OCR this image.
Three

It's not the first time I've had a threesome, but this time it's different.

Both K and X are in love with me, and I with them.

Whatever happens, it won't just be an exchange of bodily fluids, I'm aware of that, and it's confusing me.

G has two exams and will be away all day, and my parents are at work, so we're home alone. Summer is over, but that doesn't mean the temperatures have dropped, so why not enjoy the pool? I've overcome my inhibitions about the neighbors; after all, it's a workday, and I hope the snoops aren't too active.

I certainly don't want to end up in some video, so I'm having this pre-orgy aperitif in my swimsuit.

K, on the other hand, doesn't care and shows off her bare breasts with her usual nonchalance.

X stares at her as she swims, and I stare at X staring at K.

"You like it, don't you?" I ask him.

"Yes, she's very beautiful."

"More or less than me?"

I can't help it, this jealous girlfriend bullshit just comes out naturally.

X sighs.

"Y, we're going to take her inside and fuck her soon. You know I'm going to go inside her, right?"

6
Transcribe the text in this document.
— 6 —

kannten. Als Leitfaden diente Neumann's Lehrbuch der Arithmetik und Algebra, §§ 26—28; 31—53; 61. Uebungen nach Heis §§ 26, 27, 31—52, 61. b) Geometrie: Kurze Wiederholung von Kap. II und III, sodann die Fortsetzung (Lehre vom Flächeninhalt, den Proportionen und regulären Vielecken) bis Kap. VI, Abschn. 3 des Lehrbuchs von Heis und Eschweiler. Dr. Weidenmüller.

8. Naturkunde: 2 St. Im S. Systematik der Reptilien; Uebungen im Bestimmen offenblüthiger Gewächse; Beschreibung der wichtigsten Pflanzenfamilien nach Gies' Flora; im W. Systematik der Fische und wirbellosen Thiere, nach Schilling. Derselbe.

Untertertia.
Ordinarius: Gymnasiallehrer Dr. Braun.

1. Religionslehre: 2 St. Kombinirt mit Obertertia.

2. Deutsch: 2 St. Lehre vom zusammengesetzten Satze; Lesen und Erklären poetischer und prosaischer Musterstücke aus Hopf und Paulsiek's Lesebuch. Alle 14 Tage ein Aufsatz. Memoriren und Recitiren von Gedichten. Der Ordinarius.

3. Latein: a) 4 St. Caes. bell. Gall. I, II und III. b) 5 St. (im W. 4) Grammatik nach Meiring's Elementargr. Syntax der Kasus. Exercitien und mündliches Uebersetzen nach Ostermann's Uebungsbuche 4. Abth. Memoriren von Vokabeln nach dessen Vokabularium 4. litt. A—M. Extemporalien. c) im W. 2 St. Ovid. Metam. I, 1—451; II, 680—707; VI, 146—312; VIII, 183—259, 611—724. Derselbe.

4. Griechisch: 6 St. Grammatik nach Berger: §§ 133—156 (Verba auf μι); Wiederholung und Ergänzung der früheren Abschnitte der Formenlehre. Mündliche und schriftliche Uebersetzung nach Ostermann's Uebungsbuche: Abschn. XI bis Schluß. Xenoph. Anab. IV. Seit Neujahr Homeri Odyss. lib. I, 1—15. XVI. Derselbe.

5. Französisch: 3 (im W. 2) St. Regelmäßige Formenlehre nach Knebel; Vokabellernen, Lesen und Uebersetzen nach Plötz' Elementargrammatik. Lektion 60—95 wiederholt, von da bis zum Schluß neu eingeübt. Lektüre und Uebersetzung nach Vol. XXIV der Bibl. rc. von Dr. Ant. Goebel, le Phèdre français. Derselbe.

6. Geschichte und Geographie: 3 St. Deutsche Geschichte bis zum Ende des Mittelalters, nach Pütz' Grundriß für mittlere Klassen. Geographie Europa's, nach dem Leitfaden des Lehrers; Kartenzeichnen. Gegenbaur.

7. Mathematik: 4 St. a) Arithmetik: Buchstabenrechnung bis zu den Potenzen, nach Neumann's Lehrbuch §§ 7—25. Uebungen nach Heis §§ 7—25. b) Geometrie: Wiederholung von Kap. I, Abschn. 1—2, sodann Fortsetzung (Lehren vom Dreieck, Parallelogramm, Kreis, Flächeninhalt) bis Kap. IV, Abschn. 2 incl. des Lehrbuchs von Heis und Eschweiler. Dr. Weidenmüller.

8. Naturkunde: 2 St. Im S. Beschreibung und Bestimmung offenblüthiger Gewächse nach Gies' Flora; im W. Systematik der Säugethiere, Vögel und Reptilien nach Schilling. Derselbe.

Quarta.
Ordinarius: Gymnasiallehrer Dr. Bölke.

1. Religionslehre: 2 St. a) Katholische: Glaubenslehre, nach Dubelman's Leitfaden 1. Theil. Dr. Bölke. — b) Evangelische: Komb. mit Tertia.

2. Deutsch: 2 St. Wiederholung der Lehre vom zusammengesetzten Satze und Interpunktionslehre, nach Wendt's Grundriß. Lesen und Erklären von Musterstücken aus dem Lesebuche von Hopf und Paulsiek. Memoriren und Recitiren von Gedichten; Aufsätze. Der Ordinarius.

■ **The task**:
Write out the records shown above, exactly as they appear.

■ **Worked answer**:
OCR this image.
Three

It's not the first time I've had a threesome, but this time it's different.

Both K and X are in love with me, and I with them.

Whatever happens, it won't just be an exchange of bodily fluids, I'm aware of that, and it's confusing me.

G has two exams and will be away all day, and my parents are at work, so we're home alone. Summer is over, but that doesn't mean the temperatures have dropped, so why not enjoy the pool? I've overcome my inhibitions about the neighbors; after all, it's a workday, and I hope the snoops aren't too active.

I certainly don't want to end up in some video, so I'm having this pre-orgy aperitif in my swimsuit.

K, on the other hand, doesn't care and shows off her bare breasts with her usual nonchalance.

X stares at her as she swims, and I stare at X staring at K.

"You like it, don't you?" I ask him.

"Yes, she's very beautiful."

"More or less than me?"

I can't help it, this jealous girlfriend bullshit just comes out naturally.

X sighs.

"Y, we're going to take her inside and fuck her soon. You know I'm going to go inside her, right?"

6
Transcribe the text in this document.
— 6 —

kannten. Als Leitfaden diente Neumann's Lehrbuch der Arithmetik und Algebra, §§ 26—28; 31—53; 61. Uebungen nach Heis §§ 26, 27, 31—52, 61. b) Geometrie: Kurze Wiederholung von Kap. II und III, sodann die Fortsetzung (Lehre vom Flächeninhalt, den Proportionen und regulären Vielecken) bis Kap. VI, Abschn. 3 des Lehrbuchs von Heis und Eschweiler. Dr. Weidenmüller.

8. Naturkunde: 2 St. Im S. Systematik der Reptilien; Uebungen im Bestimmen offenblüthiger Gewächse; Beschreibung der wichtigsten Pflanzenfamilien nach Gies' Flora; im W. Systematik der Fische und wirbellosen Thiere, nach Schilling. Derselbe.

Untertertia.
Ordinarius: Gymnasiallehrer Dr. Braun.

1. Religionslehre: 2 St. Kombinirt mit Obertertia.

2. Deutsch: 2 St. Lehre vom zusammengesetzten Satze; Lesen und Erklären poetischer und prosaischer Musterstücke aus Hopf und Paulsiek's Lesebuch. Alle 14 Tage ein Aufsatz. Memoriren und Recitiren von Gedichten. Der Ordinarius.

3. Latein: a) 4 St. Caes. bell. Gall. I, II und III. b) 5 St. (im W. 4) Grammatik nach Meiring's Elementargr. Syntax der Kasus. Exercitien und mündliches Uebersetzen nach Ostermann's Uebungsbuche 4. Abth. Memoriren von Vokabeln nach dessen Vokabularium 4. litt. A—M. Extemporalien. c) im W. 2 St. Ovid. Metam. I, 1—451; II, 680—707; VI, 146—312; VIII, 183—259, 611—724. Derselbe.

4. Griechisch: 6 St. Grammatik nach Berger: §§ 133—156 (Verba auf μι); Wiederholung und Ergänzung der früheren Abschnitte der Formenlehre. Mündliche und schriftliche Uebersetzung nach Ostermann's Uebungsbuche: Abschn. XI bis Schluß. Xenoph. Anab. IV. Seit Neujahr Homeri Odyss. lib. I, 1—15. XVI. Derselbe.

5. Französisch: 3 (im W. 2) St. Regelmäßige Formenlehre nach Knebel; Vokabellernen, Lesen und Uebersetzen nach Plötz' Elementargrammatik. Lektion 60—95 wiederholt, von da bis zum Schluß neu eingeübt. Lektüre und Uebersetzung nach Vol. XXIV der Bibl. rc. von Dr. Ant. Goebel, le Phèdre français. Derselbe.

6. Geschichte und Geographie: 3 St. Deutsche Geschichte bis zum Ende des Mittelalters, nach Pütz' Grundriß für mittlere Klassen. Geographie Europa's, nach dem Leitfaden des Lehrers; Kartenzeichnen. Gegenbaur.

7. Mathematik: 4 St. a) Arithmetik: Buchstabenrechnung bis zu den Potenzen, nach Neumann's Lehrbuch §§ 7—25. Uebungen nach Heis §§ 7—25. b) Geometrie: Wiederholung von Kap. I, Abschn. 1—2, sodann Fortsetzung (Lehren vom Dreieck, Parallelogramm, Kreis, Flächeninhalt) bis Kap. IV, Abschn. 2 incl. des Lehrbuchs von Heis und Eschweiler. Dr. Weidenmüller.

8. Naturkunde: 2 St. Im S. Beschreibung und Bestimmung offenblüthiger Gewächse nach Gies' Flora; im W. Systematik der Säugethiere, Vögel und Reptilien nach Schilling. Derselbe.

Quarta.
Ordinarius: Gymnasiallehrer Dr. Bölke.

1. Religionslehre: 2 St. a) Katholische: Glaubenslehre, nach Dubelman's Leitfaden 1. Theil. Dr. Bölke. — b) Evangelische: Komb. mit Tertia.

2. Deutsch: 2 St. Wiederholung der Lehre vom zusammengesetzten Satze und Interpunktionslehre, nach Wendt's Grundriß. Lesen und Erklären von Musterstücken aus dem Lesebuche von Hopf und Paulsiek. Memoriren und Recitiren von Gedichten; Aufsätze. Der Ordinarius.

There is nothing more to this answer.